START

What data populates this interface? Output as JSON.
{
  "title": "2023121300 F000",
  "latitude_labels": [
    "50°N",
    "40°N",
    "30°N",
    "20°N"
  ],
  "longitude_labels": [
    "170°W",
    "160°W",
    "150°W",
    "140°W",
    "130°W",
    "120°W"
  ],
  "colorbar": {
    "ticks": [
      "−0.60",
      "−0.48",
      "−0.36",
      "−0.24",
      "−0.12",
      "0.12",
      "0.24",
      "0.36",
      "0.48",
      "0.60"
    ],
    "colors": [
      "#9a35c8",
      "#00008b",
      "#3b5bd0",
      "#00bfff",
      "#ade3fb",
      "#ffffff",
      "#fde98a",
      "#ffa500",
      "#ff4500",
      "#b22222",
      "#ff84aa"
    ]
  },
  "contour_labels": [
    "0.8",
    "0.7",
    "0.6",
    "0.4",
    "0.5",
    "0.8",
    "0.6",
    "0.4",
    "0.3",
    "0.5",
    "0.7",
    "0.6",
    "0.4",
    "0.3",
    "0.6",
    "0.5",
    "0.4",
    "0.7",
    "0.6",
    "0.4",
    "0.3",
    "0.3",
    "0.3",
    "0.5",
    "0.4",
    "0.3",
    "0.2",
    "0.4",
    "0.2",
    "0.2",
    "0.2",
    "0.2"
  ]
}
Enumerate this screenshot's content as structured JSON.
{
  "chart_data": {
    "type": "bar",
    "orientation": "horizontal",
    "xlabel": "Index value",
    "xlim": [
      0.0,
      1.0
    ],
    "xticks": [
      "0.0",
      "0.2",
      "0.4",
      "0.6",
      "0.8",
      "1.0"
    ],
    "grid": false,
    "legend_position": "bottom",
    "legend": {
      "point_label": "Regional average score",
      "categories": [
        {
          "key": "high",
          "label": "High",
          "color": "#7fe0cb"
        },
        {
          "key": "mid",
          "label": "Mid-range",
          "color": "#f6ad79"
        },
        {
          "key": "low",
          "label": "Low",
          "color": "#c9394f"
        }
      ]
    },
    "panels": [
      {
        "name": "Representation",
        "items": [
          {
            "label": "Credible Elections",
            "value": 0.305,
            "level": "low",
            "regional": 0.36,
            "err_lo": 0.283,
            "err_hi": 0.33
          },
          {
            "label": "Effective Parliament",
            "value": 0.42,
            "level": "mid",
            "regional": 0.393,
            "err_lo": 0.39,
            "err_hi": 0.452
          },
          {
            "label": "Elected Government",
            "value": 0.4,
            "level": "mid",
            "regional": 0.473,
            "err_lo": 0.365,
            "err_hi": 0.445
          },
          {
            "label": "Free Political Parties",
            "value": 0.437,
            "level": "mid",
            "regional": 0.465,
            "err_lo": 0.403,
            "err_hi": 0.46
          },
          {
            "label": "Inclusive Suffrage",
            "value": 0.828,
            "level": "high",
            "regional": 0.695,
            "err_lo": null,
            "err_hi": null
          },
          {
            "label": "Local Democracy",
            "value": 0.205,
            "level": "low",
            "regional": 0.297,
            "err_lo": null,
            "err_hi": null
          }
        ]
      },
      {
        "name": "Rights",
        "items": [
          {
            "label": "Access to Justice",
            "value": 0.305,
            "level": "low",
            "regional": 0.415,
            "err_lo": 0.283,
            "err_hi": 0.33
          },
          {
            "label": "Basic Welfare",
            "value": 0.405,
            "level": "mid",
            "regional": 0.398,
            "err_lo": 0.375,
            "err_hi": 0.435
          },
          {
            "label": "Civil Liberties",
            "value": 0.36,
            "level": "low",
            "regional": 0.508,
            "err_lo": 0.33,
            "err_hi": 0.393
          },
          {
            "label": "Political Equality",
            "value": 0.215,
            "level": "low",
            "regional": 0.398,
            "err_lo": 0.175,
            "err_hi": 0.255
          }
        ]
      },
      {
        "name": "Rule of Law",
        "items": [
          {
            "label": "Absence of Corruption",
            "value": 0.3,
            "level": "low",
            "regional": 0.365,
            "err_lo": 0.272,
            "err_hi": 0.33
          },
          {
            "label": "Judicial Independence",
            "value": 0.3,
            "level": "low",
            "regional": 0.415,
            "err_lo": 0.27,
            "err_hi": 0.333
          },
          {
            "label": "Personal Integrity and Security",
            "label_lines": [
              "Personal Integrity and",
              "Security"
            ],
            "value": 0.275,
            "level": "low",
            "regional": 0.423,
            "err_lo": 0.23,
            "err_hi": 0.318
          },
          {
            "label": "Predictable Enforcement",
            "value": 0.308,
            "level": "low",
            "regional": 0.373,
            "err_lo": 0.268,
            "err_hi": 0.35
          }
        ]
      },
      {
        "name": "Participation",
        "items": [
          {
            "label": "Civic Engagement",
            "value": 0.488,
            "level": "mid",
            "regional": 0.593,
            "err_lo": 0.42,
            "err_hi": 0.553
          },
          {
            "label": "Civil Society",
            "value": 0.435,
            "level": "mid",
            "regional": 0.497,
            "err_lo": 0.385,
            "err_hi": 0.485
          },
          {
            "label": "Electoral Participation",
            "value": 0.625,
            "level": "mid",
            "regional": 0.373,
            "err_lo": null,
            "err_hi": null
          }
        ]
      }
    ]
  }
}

END

- Exercise prompt -
In the lines above, find each one with "Integrity" and list it.

- The result -
            "label": "Personal Integrity and Security",
              "Personal Integrity and",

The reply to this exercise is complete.